=== What is required ===
Copy out all the records exactly.

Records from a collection

···

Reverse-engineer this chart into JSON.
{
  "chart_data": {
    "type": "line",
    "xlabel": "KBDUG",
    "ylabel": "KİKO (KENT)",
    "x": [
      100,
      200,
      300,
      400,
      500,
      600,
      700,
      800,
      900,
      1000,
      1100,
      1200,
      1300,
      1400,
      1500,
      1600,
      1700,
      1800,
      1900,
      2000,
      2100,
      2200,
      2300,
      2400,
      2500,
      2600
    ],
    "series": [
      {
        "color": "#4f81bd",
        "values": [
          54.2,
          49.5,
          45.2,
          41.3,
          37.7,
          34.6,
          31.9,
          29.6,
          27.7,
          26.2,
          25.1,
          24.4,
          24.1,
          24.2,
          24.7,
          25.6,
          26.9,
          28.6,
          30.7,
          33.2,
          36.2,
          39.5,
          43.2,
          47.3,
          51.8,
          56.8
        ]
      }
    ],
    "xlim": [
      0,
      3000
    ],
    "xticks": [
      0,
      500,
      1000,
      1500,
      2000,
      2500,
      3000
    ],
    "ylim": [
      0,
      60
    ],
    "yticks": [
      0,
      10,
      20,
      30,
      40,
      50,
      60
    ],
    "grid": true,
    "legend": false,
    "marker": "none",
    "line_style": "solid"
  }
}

···

=== Result of the exercise ===
Reverse-engineer this chart into JSON.
{
  "chart_data": {
    "type": "line",
    "xlabel": "KBDUG",
    "ylabel": "KİKO (KENT)",
    "x": [
      100,
      200,
      300,
      400,
      500,
      600,
      700,
      800,
      900,
      1000,
      1100,
      1200,
      1300,
      1400,
      1500,
      1600,
      1700,
      1800,
      1900,
      2000,
      2100,
      2200,
      2300,
      2400,
      2500,
      2600
    ],
    "series": [
      {
        "color": "#4f81bd",
        "values": [
          54.2,
          49.5,
          45.2,
          41.3,
          37.7,
          34.6,
          31.9,
          29.6,
          27.7,
          26.2,
          25.1,
          24.4,
          24.1,
          24.2,
          24.7,
          25.6,
          26.9,
          28.6,
          30.7,
          33.2,
          36.2,
          39.5,
          43.2,
          47.3,
          51.8,
          56.8
        ]
      }
    ],
    "xlim": [
      0,
      3000
    ],
    "xticks": [
      0,
      500,
      1000,
      1500,
      2000,
      2500,
      3000
    ],
    "ylim": [
      0,
      60
    ],
    "yticks": [
      0,
      10,
      20,
      30,
      40,
      50,
      60
    ],
    "grid": true,
    "legend": false,
    "marker": "none",
    "line_style": "solid"
  }
}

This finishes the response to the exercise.